What is being asked:
Below are the entries; state how many of their lines contain the string "现象最显著", and nothing more.

Saved entries

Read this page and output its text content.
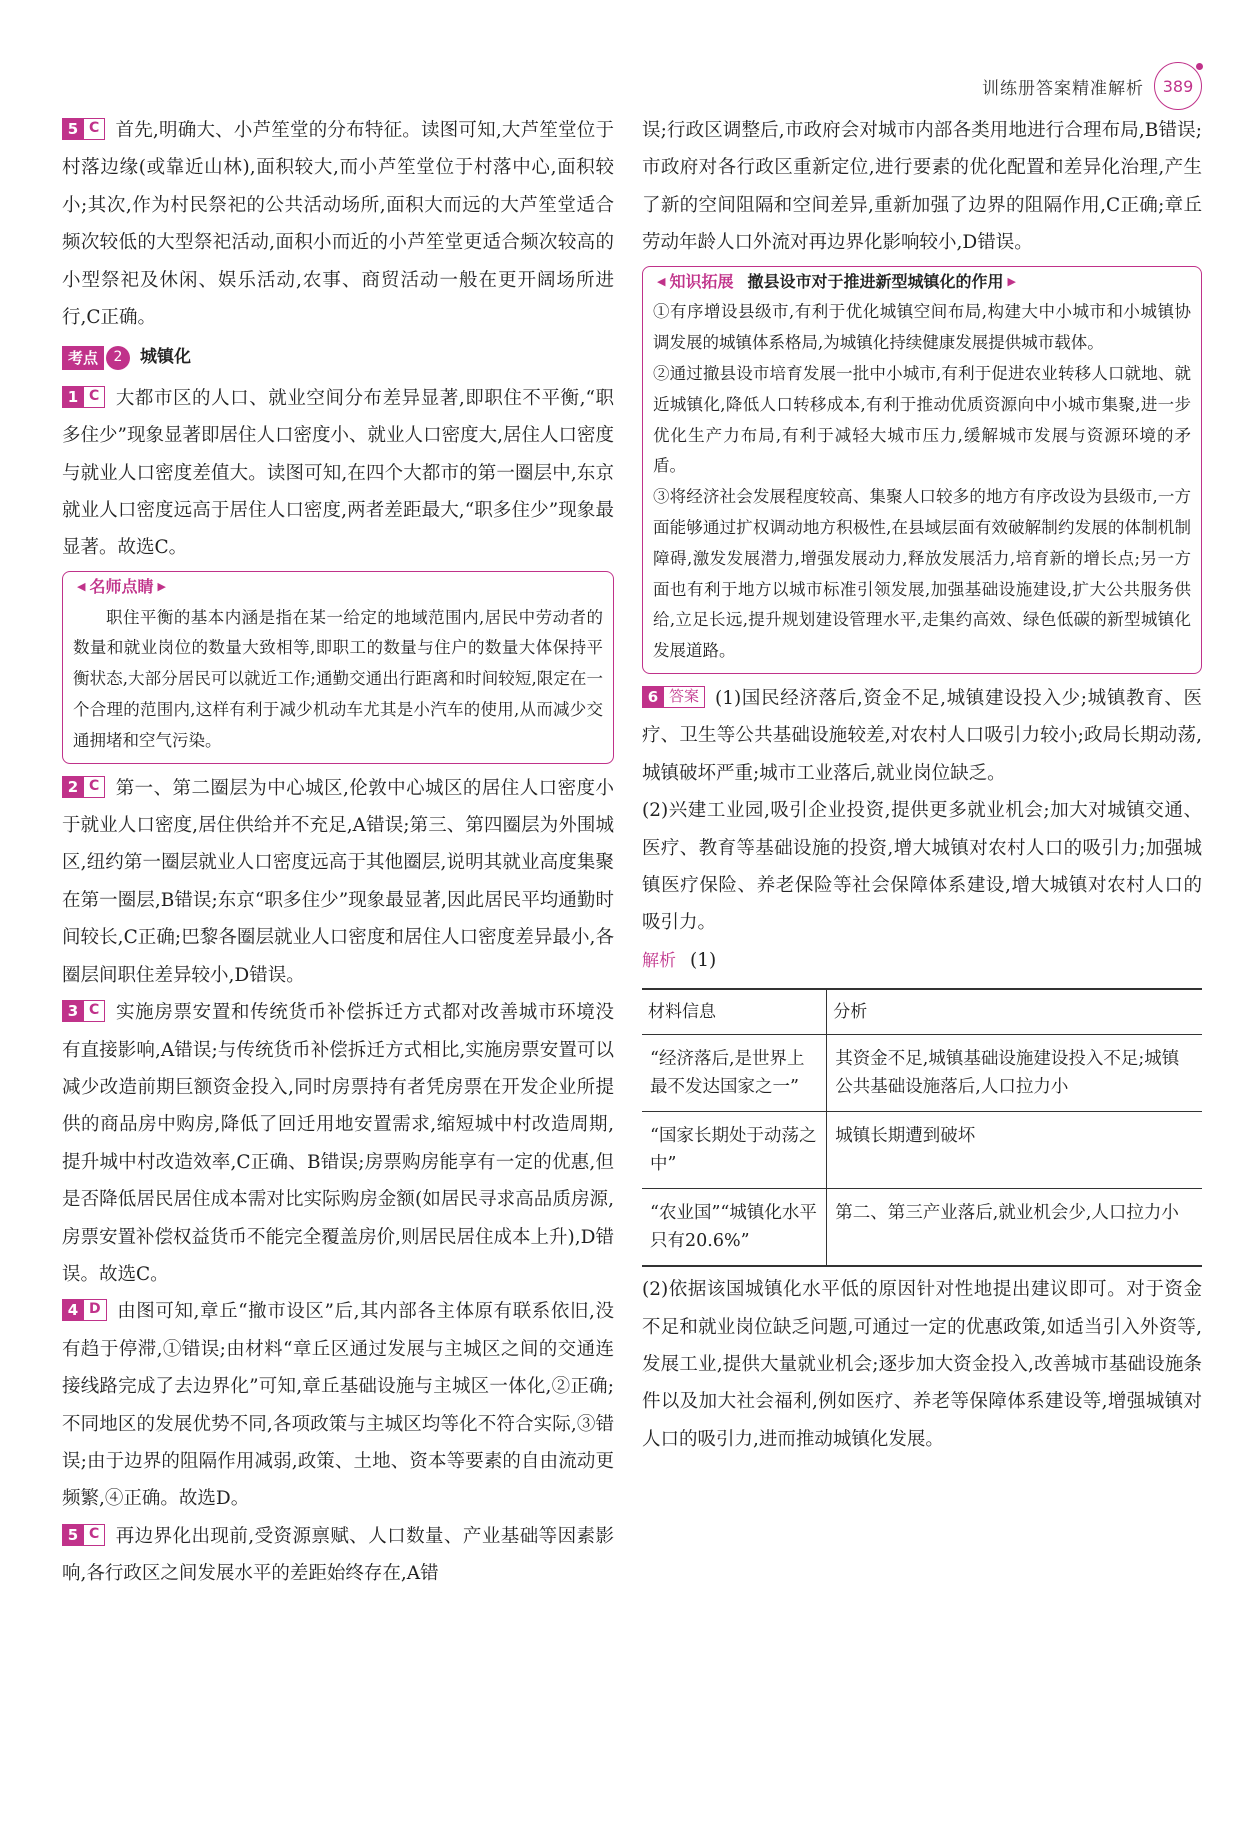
训练册答案精准解析	389

5 C 首先,明确大、小芦笙堂的分布特征。读图可知,大芦笙堂位于村落边缘(或靠近山林),面积较大,而小芦笙堂位于村落中心,面积较小;其次,作为村民祭祀的公共活动场所,面积大而远的大芦笙堂适合频次较低的大型祭祀活动,面积小而近的小芦笙堂更适合频次较高的小型祭祀及休闲、娱乐活动,农事、商贸活动一般在更开阔场所进行,C正确。

考点	2	城镇化

1 C 大都市区的人口、就业空间分布差异显著,即职住不平衡,“职多住少”现象显著即居住人口密度小、就业人口密度大,居住人口密度与就业人口密度差值大。读图可知,在四个大都市的第一圈层中,东京就业人口密度远高于居住人口密度,两者差距最大,“职多住少”现象最显著。故选C。

◀ 名师点睛 ▶

职住平衡的基本内涵是指在某一给定的地域范围内,居民中劳动者的数量和就业岗位的数量大致相等,即职工的数量与住户的数量大体保持平衡状态,大部分居民可以就近工作;通勤交通出行距离和时间较短,限定在一个合理的范围内,这样有利于减少机动车尤其是小汽车的使用,从而减少交通拥堵和空气污染。

2 C 第一、第二圈层为中心城区,伦敦中心城区的居住人口密度小于就业人口密度,居住供给并不充足,A错误;第三、第四圈层为外围城区,纽约第一圈层就业人口密度远高于其他圈层,说明其就业高度集聚在第一圈层,B错误;东京“职多住少”现象最显著,因此居民平均通勤时间较长,C正确;巴黎各圈层就业人口密度和居住人口密度差异最小,各圈层间职住差异较小,D错误。

3 C 实施房票安置和传统货币补偿拆迁方式都对改善城市环境没有直接影响,A错误;与传统货币补偿拆迁方式相比,实施房票安置可以减少改造前期巨额资金投入,同时房票持有者凭房票在开发企业所提供的商品房中购房,降低了回迁用地安置需求,缩短城中村改造周期,提升城中村改造效率,C正确、B错误;房票购房能享有一定的优惠,但是否降低居民居住成本需对比实际购房金额(如居民寻求高品质房源,房票安置补偿权益货币不能完全覆盖房价,则居民居住成本上升),D错误。故选C。

4 D 由图可知,章丘“撤市设区”后,其内部各主体原有联系依旧,没有趋于停滞,①错误;由材料“章丘区通过发展与主城区之间的交通连接线路完成了去边界化”可知,章丘基础设施与主城区一体化,②正确;不同地区的发展优势不同,各项政策与主城区均等化不符合实际,③错误;由于边界的阻隔作用减弱,政策、土地、资本等要素的自由流动更频繁,④正确。故选D。

5 C 再边界化出现前,受资源禀赋、人口数量、产业基础等因素影响,各行政区之间发展水平的差距始终存在,A错

误;行政区调整后,市政府会对城市内部各类用地进行合理布局,B错误;市政府对各行政区重新定位,进行要素的优化配置和差异化治理,产生了新的空间阻隔和空间差异,重新加强了边界的阻隔作用,C正确;章丘劳动年龄人口外流对再边界化影响较小,D错误。

◀ 知识拓展 撤县设市对于推进新型城镇化的作用 ▶

①有序增设县级市,有利于优化城镇空间布局,构建大中小城市和小城镇协调发展的城镇体系格局,为城镇化持续健康发展提供城市载体。

②通过撤县设市培育发展一批中小城市,有利于促进农业转移人口就地、就近城镇化,降低人口转移成本,有利于推动优质资源向中小城市集聚,进一步优化生产力布局,有利于减轻大城市压力,缓解城市发展与资源环境的矛盾。

③将经济社会发展程度较高、集聚人口较多的地方有序改设为县级市,一方面能够通过扩权调动地方积极性,在县域层面有效破解制约发展的体制机制障碍,激发发展潜力,增强发展动力,释放发展活力,培育新的增长点;另一方面也有利于地方以城市标准引领发展,加强基础设施建设,扩大公共服务供给,立足长远,提升规划建设管理水平,走集约高效、绿色低碳的新型城镇化发展道路。

6 答案 (1)国民经济落后,资金不足,城镇建设投入少;城镇教育、医疗、卫生等公共基础设施较差,对农村人口吸引力较小;政局长期动荡,城镇破坏严重;城市工业落后,就业岗位缺乏。

(2)兴建工业园,吸引企业投资,提供更多就业机会;加大对城镇交通、医疗、教育等基础设施的投资,增大城镇对农村人口的吸引力;加强城镇医疗保险、养老保险等社会保障体系建设,增大城镇对农村人口的吸引力。

解析 (1)

材料信息	分析
“经济落后,是世界上最不发达国家之一”	其资金不足,城镇基础设施建设投入不足;城镇公共基础设施落后,人口拉力小
“国家长期处于动荡之中”	城镇长期遭到破坏
“农业国”“城镇化水平只有20.6%”	第二、第三产业落后,就业机会少,人口拉力小

(2)依据该国城镇化水平低的原因针对性地提出建议即可。对于资金不足和就业岗位缺乏问题,可通过一定的优惠政策,如适当引入外资等,发展工业,提供大量就业机会;逐步加大资金投入,改善城市基础设施条件以及加大社会福利,例如医疗、养老等保障体系建设等,增强城镇对人口的吸引力,进而推动城镇化发展。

Solution for this exercise:
2